WRITTEN PROBLEM —
Look through the data for the string "debt". Copy every line where it is found.

** start of RECORD SET **

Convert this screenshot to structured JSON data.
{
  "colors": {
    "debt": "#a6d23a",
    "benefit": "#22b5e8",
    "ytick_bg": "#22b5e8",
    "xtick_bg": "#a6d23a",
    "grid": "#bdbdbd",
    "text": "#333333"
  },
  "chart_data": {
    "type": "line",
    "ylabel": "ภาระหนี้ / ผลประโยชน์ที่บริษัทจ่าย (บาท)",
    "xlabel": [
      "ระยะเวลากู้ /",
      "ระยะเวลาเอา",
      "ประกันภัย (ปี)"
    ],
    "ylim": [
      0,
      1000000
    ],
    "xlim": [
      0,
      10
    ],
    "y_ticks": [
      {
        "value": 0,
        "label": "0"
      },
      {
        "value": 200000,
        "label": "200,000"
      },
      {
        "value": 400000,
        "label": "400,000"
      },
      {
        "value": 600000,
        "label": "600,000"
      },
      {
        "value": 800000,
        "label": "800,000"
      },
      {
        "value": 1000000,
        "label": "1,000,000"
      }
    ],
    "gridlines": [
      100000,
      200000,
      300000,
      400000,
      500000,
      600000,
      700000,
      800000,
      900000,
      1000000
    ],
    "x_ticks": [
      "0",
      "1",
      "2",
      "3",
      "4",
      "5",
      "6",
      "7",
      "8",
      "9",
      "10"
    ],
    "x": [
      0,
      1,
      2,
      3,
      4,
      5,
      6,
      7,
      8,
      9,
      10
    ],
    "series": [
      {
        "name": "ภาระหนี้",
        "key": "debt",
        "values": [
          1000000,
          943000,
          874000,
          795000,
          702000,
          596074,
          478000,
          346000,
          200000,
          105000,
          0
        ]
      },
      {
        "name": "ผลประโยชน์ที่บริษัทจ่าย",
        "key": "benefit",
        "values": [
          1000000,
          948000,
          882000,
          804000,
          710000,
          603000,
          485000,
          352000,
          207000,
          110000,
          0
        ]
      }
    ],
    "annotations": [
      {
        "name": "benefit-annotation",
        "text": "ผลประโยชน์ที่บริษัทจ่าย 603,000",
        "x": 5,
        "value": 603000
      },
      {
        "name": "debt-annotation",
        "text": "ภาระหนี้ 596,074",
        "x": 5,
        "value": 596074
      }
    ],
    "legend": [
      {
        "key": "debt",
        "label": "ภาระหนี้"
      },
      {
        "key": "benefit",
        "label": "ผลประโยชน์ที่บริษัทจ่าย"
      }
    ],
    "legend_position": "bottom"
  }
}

** end of RECORD SET **

RESPONSE TO THE TASK —
    "debt": "#a6d23a",
        "key": "debt",
        "name": "debt-annotation",
        "key": "debt",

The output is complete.